▶ PROBLEM TO SOLVE
Print each of the entries exactly, leaving nothing out.

>> BEGIN THE DATA

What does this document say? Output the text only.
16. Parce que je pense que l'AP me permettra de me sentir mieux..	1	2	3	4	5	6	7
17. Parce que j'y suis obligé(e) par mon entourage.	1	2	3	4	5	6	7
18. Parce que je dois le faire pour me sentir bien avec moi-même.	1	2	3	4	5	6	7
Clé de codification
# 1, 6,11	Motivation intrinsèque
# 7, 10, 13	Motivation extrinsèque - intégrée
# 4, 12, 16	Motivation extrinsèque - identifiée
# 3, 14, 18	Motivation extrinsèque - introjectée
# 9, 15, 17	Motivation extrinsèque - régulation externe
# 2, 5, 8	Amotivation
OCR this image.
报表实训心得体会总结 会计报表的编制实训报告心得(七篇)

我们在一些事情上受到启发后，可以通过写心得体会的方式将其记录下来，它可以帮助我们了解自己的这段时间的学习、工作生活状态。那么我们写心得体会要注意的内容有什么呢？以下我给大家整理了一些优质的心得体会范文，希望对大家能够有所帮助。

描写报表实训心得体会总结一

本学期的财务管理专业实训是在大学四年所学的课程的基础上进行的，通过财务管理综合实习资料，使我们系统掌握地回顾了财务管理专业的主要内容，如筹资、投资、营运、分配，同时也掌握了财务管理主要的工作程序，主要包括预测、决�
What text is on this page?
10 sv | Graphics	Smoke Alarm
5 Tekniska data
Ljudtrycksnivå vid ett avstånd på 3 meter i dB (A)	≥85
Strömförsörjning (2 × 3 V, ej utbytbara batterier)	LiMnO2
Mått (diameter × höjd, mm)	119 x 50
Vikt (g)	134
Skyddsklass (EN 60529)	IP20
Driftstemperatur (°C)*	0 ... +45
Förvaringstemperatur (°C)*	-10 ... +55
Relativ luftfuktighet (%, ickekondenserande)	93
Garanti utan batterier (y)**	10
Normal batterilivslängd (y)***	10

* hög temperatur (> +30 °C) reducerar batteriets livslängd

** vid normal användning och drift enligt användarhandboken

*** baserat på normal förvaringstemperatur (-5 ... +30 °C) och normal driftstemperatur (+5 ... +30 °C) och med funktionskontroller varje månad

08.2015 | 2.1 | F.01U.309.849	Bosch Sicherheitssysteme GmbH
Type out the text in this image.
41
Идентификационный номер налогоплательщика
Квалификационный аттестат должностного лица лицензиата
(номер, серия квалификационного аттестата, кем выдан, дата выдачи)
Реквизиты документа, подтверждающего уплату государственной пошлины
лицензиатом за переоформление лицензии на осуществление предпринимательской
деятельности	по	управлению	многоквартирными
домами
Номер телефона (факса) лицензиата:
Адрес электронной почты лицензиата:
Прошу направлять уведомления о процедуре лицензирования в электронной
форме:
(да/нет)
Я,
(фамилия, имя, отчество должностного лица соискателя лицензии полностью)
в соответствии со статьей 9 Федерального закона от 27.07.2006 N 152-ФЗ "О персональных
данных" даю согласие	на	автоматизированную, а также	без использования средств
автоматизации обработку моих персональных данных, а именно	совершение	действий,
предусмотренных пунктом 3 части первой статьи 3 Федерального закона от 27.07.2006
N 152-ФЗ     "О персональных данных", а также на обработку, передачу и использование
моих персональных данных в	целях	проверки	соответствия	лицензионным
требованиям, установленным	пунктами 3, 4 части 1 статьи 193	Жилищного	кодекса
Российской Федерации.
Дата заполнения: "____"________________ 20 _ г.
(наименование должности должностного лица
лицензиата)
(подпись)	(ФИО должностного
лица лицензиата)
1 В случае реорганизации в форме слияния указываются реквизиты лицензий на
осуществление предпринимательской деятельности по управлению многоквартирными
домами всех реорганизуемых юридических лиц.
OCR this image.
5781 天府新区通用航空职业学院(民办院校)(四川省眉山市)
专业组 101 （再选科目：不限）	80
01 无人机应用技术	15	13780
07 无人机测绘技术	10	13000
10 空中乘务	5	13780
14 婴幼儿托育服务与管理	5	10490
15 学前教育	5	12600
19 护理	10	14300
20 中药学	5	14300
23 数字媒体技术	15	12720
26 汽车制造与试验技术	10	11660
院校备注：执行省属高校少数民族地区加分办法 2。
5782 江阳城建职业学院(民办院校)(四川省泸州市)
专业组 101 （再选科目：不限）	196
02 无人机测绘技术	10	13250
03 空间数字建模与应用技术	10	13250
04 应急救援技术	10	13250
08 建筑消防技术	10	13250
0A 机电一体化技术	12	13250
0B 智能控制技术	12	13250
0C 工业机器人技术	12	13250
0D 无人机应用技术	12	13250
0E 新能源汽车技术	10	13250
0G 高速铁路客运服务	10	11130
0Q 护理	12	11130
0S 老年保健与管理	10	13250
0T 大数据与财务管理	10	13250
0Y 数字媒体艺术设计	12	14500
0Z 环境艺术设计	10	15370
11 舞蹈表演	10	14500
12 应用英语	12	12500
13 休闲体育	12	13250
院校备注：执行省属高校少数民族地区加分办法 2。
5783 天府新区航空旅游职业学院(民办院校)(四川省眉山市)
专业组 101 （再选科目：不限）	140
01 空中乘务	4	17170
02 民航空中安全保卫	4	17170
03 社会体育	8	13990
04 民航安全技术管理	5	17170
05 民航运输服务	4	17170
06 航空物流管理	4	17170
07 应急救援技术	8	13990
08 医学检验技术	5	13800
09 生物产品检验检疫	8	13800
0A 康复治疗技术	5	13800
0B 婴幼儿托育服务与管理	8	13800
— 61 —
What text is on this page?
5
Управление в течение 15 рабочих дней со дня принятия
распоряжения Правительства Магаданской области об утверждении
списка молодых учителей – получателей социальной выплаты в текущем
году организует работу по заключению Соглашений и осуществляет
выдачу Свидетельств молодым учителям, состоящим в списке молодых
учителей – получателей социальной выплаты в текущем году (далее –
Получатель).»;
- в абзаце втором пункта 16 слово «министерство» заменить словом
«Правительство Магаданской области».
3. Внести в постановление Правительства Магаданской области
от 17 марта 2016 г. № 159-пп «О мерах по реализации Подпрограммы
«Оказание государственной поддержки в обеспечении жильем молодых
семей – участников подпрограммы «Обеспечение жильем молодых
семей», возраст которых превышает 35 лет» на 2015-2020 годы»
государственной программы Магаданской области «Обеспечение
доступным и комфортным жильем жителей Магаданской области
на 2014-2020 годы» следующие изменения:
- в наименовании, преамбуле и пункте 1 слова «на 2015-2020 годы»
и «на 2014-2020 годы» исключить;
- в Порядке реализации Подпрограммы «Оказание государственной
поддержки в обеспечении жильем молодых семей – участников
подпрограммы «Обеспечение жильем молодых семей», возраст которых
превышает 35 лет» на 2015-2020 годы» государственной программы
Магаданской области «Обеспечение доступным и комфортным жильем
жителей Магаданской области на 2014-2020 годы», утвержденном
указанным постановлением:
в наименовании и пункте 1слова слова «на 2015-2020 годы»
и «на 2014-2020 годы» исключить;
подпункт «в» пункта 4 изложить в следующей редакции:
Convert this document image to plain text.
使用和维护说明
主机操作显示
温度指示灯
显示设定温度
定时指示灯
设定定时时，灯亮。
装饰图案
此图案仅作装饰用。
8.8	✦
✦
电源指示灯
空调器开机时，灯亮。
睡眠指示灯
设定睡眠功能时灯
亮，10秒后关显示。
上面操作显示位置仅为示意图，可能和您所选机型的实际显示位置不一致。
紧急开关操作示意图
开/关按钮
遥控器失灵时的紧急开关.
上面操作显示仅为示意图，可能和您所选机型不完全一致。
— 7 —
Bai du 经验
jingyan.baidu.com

>> END THE DATA

▶ SOLUTION FOR THIS EXERCISE
What does this document say? Output the text only.
16. Parce que je pense que l'AP me permettra de me sentir mieux..	1	2	3	4	5	6	7
17. Parce que j'y suis obligé(e) par mon entourage.	1	2	3	4	5	6	7
18. Parce que je dois le faire pour me sentir bien avec moi-même.	1	2	3	4	5	6	7
Clé de codification
# 1, 6,11	Motivation intrinsèque
# 7, 10, 13	Motivation extrinsèque - intégrée
# 4, 12, 16	Motivation extrinsèque - identifiée
# 3, 14, 18	Motivation extrinsèque - introjectée
# 9, 15, 17	Motivation extrinsèque - régulation externe
# 2, 5, 8	Amotivation
OCR this image.
报表实训心得体会总结 会计报表的编制实训报告心得(七篇)

我们在一些事情上受到启发后，可以通过写心得体会的方式将其记录下来，它可以帮助我们了解自己的这段时间的学习、工作生活状态。那么我们写心得体会要注意的内容有什么呢？以下我给大家整理了一些优质的心得体会范文，希望对大家能够有所帮助。

描写报表实训心得体会总结一

本学期的财务管理专业实训是在大学四年所学的课程的基础上进行的，通过财务管理综合实习资料，使我们系统掌握地回顾了财务管理专业的主要内容，如筹资、投资、营运、分配，同时也掌握了财务管理主要的工作程序，主要包括预测、决�
What text is on this page?
10 sv | Graphics	Smoke Alarm
5 Tekniska data
Ljudtrycksnivå vid ett avstånd på 3 meter i dB (A)	≥85
Strömförsörjning (2 × 3 V, ej utbytbara batterier)	LiMnO2
Mått (diameter × höjd, mm)	119 x 50
Vikt (g)	134
Skyddsklass (EN 60529)	IP20
Driftstemperatur (°C)*	0 ... +45
Förvaringstemperatur (°C)*	-10 ... +55
Relativ luftfuktighet (%, ickekondenserande)	93
Garanti utan batterier (y)**	10
Normal batterilivslängd (y)***	10

* hög temperatur (> +30 °C) reducerar batteriets livslängd

** vid normal användning och drift enligt användarhandboken

*** baserat på normal förvaringstemperatur (-5 ... +30 °C) och normal driftstemperatur (+5 ... +30 °C) och med funktionskontroller varje månad

08.2015 | 2.1 | F.01U.309.849	Bosch Sicherheitssysteme GmbH
Type out the text in this image.
41
Идентификационный номер налогоплательщика
Квалификационный аттестат должностного лица лицензиата
(номер, серия квалификационного аттестата, кем выдан, дата выдачи)
Реквизиты документа, подтверждающего уплату государственной пошлины
лицензиатом за переоформление лицензии на осуществление предпринимательской
деятельности	по	управлению	многоквартирными
домами
Номер телефона (факса) лицензиата:
Адрес электронной почты лицензиата:
Прошу направлять уведомления о процедуре лицензирования в электронной
форме:
(да/нет)
Я,
(фамилия, имя, отчество должностного лица соискателя лицензии полностью)
в соответствии со статьей 9 Федерального закона от 27.07.2006 N 152-ФЗ "О персональных
данных" даю согласие	на	автоматизированную, а также	без использования средств
автоматизации обработку моих персональных данных, а именно	совершение	действий,
предусмотренных пунктом 3 части первой статьи 3 Федерального закона от 27.07.2006
N 152-ФЗ     "О персональных данных", а также на обработку, передачу и использование
моих персональных данных в	целях	проверки	соответствия	лицензионным
требованиям, установленным	пунктами 3, 4 части 1 статьи 193	Жилищного	кодекса
Российской Федерации.
Дата заполнения: "____"________________ 20 _ г.
(наименование должности должностного лица
лицензиата)
(подпись)	(ФИО должностного
лица лицензиата)
1 В случае реорганизации в форме слияния указываются реквизиты лицензий на
осуществление предпринимательской деятельности по управлению многоквартирными
домами всех реорганизуемых юридических лиц.
OCR this image.
5781 天府新区通用航空职业学院(民办院校)(四川省眉山市)
专业组 101 （再选科目：不限）	80
01 无人机应用技术	15	13780
07 无人机测绘技术	10	13000
10 空中乘务	5	13780
14 婴幼儿托育服务与管理	5	10490
15 学前教育	5	12600
19 护理	10	14300
20 中药学	5	14300
23 数字媒体技术	15	12720
26 汽车制造与试验技术	10	11660
院校备注：执行省属高校少数民族地区加分办法 2。
5782 江阳城建职业学院(民办院校)(四川省泸州市)
专业组 101 （再选科目：不限）	196
02 无人机测绘技术	10	13250
03 空间数字建模与应用技术	10	13250
04 应急救援技术	10	13250
08 建筑消防技术	10	13250
0A 机电一体化技术	12	13250
0B 智能控制技术	12	13250
0C 工业机器人技术	12	13250
0D 无人机应用技术	12	13250
0E 新能源汽车技术	10	13250
0G 高速铁路客运服务	10	11130
0Q 护理	12	11130
0S 老年保健与管理	10	13250
0T 大数据与财务管理	10	13250
0Y 数字媒体艺术设计	12	14500
0Z 环境艺术设计	10	15370
11 舞蹈表演	10	14500
12 应用英语	12	12500
13 休闲体育	12	13250
院校备注：执行省属高校少数民族地区加分办法 2。
5783 天府新区航空旅游职业学院(民办院校)(四川省眉山市)
专业组 101 （再选科目：不限）	140
01 空中乘务	4	17170
02 民航空中安全保卫	4	17170
03 社会体育	8	13990
04 民航安全技术管理	5	17170
05 民航运输服务	4	17170
06 航空物流管理	4	17170
07 应急救援技术	8	13990
08 医学检验技术	5	13800
09 生物产品检验检疫	8	13800
0A 康复治疗技术	5	13800
0B 婴幼儿托育服务与管理	8	13800
— 61 —
What text is on this page?
5
Управление в течение 15 рабочих дней со дня принятия
распоряжения Правительства Магаданской области об утверждении
списка молодых учителей – получателей социальной выплаты в текущем
году организует работу по заключению Соглашений и осуществляет
выдачу Свидетельств молодым учителям, состоящим в списке молодых
учителей – получателей социальной выплаты в текущем году (далее –
Получатель).»;
- в абзаце втором пункта 16 слово «министерство» заменить словом
«Правительство Магаданской области».
3. Внести в постановление Правительства Магаданской области
от 17 марта 2016 г. № 159-пп «О мерах по реализации Подпрограммы
«Оказание государственной поддержки в обеспечении жильем молодых
семей – участников подпрограммы «Обеспечение жильем молодых
семей», возраст которых превышает 35 лет» на 2015-2020 годы»
государственной программы Магаданской области «Обеспечение
доступным и комфортным жильем жителей Магаданской области
на 2014-2020 годы» следующие изменения:
- в наименовании, преамбуле и пункте 1 слова «на 2015-2020 годы»
и «на 2014-2020 годы» исключить;
- в Порядке реализации Подпрограммы «Оказание государственной
поддержки в обеспечении жильем молодых семей – участников
подпрограммы «Обеспечение жильем молодых семей», возраст которых
превышает 35 лет» на 2015-2020 годы» государственной программы
Магаданской области «Обеспечение доступным и комфортным жильем
жителей Магаданской области на 2014-2020 годы», утвержденном
указанным постановлением:
в наименовании и пункте 1слова слова «на 2015-2020 годы»
и «на 2014-2020 годы» исключить;
подпункт «в» пункта 4 изложить в следующей редакции:
Convert this document image to plain text.
使用和维护说明
主机操作显示
温度指示灯
显示设定温度
定时指示灯
设定定时时，灯亮。
装饰图案
此图案仅作装饰用。
8.8	✦
✦
电源指示灯
空调器开机时，灯亮。
睡眠指示灯
设定睡眠功能时灯
亮，10秒后关显示。
上面操作显示位置仅为示意图，可能和您所选机型的实际显示位置不一致。
紧急开关操作示意图
开/关按钮
遥控器失灵时的紧急开关.
上面操作显示仅为示意图，可能和您所选机型不完全一致。
— 7 —
Bai du 经验
jingyan.baidu.com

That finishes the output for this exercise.